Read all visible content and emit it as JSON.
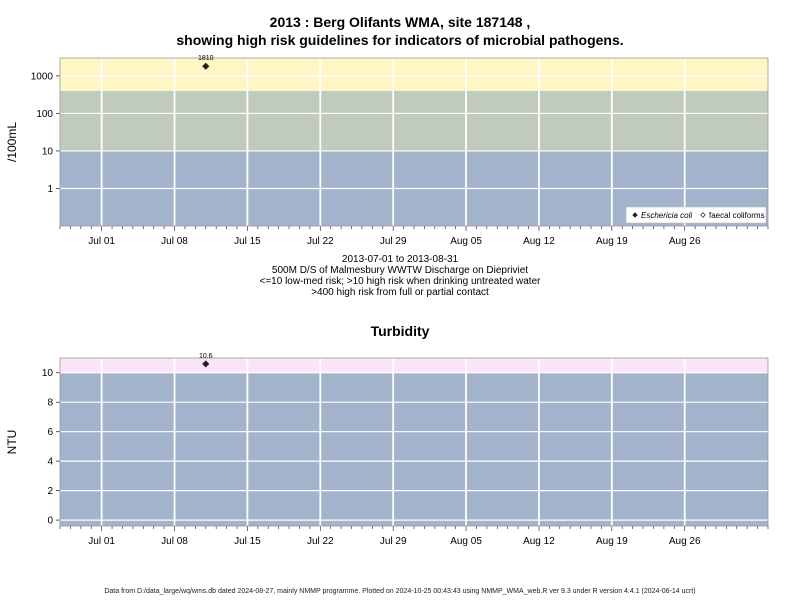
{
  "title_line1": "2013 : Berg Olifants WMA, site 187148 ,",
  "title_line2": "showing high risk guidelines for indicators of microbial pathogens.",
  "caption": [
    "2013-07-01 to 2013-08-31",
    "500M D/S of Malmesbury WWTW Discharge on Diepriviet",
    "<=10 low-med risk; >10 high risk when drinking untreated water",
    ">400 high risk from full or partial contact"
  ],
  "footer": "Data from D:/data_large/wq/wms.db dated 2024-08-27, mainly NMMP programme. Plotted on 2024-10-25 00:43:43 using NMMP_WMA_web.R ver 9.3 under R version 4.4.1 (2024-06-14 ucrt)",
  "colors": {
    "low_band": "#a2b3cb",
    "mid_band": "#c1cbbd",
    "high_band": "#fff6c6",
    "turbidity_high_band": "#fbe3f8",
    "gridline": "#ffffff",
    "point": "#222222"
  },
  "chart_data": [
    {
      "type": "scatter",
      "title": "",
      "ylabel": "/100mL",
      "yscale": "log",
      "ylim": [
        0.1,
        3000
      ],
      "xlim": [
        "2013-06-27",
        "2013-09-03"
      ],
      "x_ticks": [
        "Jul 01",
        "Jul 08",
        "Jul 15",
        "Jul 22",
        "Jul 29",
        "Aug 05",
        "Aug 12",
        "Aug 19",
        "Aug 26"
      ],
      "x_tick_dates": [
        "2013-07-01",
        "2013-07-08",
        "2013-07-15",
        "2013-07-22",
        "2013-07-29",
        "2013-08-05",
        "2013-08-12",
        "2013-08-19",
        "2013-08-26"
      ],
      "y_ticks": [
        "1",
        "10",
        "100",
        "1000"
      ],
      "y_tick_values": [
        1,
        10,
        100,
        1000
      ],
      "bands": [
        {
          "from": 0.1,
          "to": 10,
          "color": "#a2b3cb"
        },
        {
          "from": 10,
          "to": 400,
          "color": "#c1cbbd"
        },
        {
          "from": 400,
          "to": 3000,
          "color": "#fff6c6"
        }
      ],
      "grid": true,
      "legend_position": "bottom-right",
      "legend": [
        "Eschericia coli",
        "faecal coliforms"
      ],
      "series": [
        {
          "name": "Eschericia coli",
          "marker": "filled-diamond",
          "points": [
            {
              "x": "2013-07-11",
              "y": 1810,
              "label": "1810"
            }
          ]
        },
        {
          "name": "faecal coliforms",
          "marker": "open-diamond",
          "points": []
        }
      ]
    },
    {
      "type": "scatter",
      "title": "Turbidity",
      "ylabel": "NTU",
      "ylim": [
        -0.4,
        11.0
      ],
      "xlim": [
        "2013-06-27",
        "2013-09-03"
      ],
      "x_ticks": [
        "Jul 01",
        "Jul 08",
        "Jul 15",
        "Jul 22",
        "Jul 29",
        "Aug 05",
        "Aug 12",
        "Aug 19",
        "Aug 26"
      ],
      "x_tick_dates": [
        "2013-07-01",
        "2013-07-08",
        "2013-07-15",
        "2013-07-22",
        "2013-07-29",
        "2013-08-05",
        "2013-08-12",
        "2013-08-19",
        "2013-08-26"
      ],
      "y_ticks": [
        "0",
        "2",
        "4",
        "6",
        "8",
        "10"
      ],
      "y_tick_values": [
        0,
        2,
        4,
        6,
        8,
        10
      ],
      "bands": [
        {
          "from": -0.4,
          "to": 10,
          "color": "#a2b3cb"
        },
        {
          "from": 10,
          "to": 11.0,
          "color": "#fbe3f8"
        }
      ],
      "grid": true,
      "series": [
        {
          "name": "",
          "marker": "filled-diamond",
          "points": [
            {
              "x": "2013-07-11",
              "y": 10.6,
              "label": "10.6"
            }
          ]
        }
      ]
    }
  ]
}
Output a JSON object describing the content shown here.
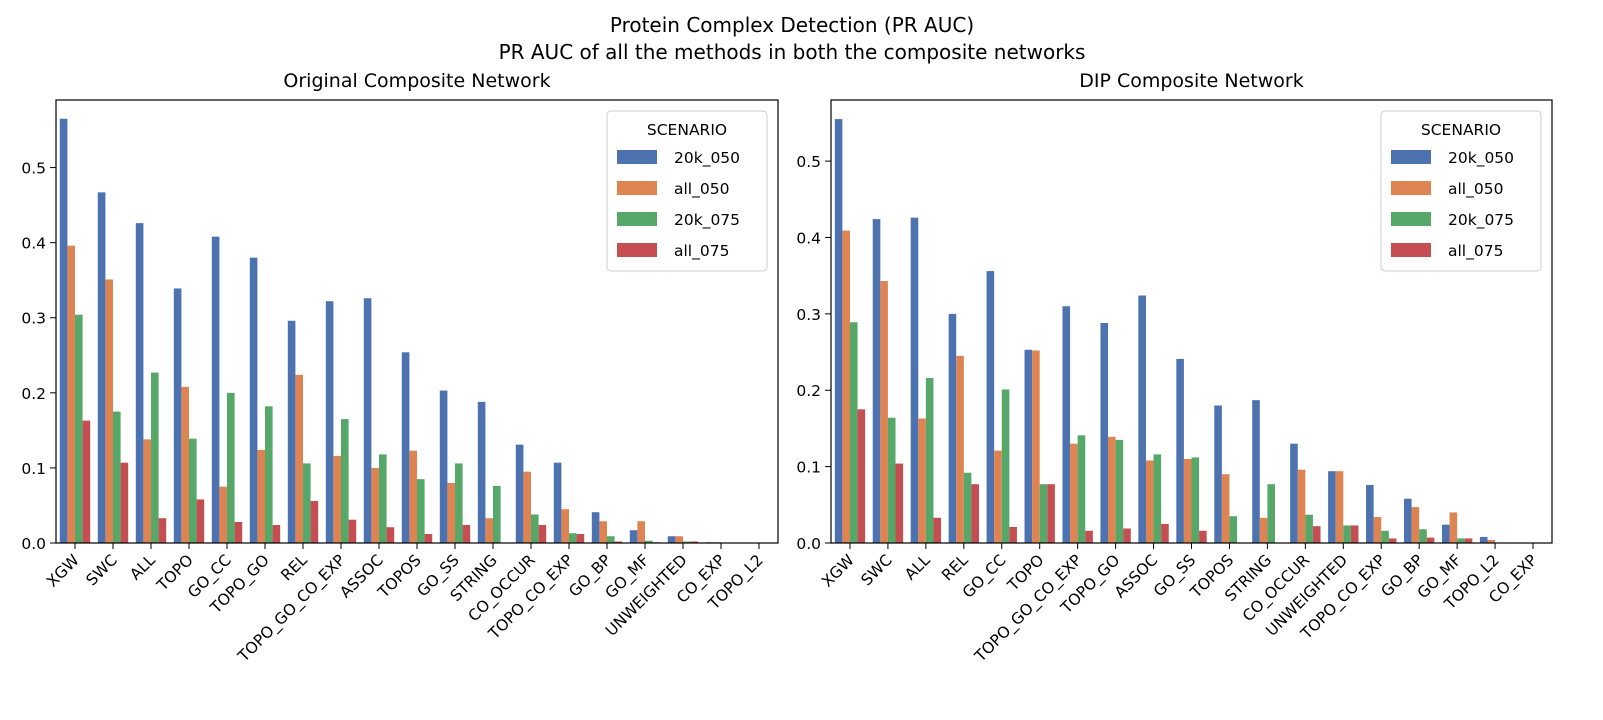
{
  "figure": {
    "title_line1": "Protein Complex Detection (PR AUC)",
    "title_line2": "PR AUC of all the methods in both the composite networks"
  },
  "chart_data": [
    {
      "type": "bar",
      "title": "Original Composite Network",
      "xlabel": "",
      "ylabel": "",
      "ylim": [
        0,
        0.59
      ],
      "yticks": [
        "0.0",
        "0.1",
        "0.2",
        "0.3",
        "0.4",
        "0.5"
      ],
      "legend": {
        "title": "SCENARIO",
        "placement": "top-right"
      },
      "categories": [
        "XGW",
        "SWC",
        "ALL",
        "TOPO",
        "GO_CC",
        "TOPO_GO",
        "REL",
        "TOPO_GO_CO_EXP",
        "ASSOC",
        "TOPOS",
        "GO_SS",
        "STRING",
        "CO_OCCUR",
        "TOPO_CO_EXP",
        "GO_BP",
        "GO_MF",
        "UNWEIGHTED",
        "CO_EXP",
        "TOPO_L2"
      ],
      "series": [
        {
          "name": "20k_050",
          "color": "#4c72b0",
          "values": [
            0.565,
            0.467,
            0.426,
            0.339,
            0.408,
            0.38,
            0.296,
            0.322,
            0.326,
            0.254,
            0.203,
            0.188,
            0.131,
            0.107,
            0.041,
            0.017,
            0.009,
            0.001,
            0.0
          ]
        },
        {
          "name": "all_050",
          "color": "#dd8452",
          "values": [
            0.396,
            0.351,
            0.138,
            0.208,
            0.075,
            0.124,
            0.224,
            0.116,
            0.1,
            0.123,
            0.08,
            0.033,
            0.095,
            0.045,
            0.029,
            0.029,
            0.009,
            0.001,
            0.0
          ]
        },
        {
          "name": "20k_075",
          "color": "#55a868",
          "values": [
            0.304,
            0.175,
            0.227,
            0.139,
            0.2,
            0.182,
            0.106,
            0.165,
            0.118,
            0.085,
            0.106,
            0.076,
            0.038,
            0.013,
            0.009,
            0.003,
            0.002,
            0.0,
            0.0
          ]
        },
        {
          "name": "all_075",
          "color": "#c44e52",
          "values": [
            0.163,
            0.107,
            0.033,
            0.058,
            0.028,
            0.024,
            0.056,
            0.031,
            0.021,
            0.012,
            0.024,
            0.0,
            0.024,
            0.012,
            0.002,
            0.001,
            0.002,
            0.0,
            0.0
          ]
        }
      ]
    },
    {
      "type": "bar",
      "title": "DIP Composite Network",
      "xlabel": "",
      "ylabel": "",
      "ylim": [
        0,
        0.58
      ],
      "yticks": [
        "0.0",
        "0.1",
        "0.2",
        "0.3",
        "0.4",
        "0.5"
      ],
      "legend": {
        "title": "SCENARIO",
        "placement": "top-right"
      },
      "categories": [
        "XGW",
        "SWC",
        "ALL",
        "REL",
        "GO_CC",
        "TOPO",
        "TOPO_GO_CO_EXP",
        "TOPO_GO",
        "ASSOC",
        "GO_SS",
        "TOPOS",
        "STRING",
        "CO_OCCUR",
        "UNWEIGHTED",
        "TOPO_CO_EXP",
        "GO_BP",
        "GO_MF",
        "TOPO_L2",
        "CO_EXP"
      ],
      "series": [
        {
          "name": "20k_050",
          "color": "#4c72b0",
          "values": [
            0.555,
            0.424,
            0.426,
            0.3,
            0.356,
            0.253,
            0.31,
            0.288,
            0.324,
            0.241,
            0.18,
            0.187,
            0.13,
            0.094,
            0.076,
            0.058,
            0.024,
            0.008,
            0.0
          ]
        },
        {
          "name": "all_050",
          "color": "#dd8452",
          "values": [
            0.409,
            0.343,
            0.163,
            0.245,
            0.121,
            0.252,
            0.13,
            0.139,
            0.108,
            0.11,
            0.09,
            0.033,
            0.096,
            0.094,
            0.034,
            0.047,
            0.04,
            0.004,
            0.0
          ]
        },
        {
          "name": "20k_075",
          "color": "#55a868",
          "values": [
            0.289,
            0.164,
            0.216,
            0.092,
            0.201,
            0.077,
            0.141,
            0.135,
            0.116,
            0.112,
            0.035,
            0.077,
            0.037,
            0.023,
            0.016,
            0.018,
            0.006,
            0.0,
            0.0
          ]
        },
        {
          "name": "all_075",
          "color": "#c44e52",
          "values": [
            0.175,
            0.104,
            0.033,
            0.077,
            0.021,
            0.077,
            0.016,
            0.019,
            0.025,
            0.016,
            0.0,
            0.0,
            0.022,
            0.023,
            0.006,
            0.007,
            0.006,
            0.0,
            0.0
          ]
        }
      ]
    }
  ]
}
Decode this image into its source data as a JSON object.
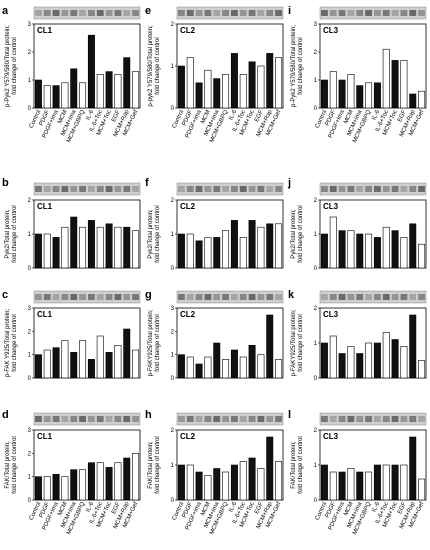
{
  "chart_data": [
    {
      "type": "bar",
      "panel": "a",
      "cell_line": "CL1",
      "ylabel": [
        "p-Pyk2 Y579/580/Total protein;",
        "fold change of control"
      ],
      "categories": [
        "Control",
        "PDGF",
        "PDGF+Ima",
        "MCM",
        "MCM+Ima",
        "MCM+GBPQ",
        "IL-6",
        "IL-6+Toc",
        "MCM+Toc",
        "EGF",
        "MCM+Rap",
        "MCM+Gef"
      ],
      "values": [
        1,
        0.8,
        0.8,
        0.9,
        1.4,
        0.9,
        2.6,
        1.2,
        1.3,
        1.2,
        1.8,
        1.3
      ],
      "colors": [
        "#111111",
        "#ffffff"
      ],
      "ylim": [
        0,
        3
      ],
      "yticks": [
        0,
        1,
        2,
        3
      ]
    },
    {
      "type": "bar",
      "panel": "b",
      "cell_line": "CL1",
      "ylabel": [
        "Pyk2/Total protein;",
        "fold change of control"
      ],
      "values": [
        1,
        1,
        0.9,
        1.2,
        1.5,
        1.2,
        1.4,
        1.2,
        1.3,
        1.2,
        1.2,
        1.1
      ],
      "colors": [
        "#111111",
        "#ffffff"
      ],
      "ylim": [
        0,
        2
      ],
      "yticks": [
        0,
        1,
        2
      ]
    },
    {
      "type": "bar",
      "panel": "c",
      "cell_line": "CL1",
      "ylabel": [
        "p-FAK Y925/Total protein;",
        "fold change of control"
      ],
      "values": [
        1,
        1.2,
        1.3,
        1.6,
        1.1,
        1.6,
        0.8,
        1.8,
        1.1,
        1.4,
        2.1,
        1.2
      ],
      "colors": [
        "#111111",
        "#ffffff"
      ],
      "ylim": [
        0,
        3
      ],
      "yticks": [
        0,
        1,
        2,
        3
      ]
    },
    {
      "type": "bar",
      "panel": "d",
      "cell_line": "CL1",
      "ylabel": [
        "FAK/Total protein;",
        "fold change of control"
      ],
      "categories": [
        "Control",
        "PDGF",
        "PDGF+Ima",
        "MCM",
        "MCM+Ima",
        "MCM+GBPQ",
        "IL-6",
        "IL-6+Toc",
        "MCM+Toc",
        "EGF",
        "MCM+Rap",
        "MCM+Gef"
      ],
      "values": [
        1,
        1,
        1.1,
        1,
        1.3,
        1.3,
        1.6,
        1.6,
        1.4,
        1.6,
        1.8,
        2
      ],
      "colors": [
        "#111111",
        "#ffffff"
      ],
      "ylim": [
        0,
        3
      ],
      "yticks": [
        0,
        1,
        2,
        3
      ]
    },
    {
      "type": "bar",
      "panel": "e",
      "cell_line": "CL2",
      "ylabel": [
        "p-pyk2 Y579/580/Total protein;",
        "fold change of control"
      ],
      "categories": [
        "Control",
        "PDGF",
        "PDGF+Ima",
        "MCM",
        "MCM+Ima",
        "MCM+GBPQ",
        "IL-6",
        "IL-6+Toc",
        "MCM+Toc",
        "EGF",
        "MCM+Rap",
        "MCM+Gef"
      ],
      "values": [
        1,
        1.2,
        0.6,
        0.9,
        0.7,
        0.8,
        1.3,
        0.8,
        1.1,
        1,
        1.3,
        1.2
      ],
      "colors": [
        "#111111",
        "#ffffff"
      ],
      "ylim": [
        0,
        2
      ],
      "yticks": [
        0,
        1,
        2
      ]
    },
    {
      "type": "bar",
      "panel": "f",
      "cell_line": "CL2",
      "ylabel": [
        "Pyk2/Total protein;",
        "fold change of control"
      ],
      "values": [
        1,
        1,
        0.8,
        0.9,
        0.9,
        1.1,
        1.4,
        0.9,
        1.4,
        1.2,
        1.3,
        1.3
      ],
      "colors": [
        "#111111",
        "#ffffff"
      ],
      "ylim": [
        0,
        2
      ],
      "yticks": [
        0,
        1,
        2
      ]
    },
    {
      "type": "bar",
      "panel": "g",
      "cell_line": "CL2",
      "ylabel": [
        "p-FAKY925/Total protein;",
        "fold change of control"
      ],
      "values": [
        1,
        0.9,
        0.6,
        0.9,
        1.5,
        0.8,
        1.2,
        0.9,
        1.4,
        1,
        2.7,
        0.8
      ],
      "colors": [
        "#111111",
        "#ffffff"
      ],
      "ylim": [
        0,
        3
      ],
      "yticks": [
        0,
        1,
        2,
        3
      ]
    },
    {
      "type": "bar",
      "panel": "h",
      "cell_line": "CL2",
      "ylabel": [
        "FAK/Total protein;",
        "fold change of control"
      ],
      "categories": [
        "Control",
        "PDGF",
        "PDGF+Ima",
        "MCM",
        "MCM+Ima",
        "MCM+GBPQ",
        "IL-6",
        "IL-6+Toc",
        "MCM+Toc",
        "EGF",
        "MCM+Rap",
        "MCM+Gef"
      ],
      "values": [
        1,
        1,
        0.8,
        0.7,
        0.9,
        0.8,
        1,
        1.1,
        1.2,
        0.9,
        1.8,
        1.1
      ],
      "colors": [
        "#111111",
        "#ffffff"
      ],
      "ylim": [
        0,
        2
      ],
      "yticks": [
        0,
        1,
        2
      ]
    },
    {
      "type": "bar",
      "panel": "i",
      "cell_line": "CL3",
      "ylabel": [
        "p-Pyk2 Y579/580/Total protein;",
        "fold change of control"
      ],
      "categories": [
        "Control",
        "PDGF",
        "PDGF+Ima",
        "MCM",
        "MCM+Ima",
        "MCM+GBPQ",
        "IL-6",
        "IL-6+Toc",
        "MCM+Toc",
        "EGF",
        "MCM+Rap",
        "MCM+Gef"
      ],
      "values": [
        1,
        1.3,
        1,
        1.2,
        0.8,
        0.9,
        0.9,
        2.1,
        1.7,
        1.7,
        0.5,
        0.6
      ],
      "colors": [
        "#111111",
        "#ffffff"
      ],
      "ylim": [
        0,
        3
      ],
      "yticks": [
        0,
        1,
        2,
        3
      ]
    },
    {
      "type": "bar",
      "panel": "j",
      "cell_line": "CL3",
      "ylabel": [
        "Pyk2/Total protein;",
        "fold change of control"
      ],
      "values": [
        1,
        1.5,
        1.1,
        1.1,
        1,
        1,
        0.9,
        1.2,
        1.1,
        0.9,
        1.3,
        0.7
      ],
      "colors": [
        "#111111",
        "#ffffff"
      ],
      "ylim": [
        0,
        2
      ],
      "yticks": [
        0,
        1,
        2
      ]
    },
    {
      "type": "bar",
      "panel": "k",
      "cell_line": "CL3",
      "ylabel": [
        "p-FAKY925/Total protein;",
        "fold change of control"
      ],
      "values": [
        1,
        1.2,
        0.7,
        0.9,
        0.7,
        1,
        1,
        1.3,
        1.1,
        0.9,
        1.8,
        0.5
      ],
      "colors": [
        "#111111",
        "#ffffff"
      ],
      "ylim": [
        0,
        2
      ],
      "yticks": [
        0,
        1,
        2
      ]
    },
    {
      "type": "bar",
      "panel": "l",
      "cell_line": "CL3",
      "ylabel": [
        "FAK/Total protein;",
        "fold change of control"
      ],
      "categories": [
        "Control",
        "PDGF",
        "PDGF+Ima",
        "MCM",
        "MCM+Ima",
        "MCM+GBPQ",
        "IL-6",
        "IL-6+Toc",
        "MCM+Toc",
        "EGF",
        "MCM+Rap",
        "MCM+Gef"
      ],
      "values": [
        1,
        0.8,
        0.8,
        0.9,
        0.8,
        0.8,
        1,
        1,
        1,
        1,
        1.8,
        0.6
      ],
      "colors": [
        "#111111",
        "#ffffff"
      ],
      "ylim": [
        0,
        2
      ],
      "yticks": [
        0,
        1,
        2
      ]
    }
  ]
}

Aim of the exercise: If a line of the data contains the word "Eschericia", count it; say how many such lines there are and nothing else.

Written solution: 2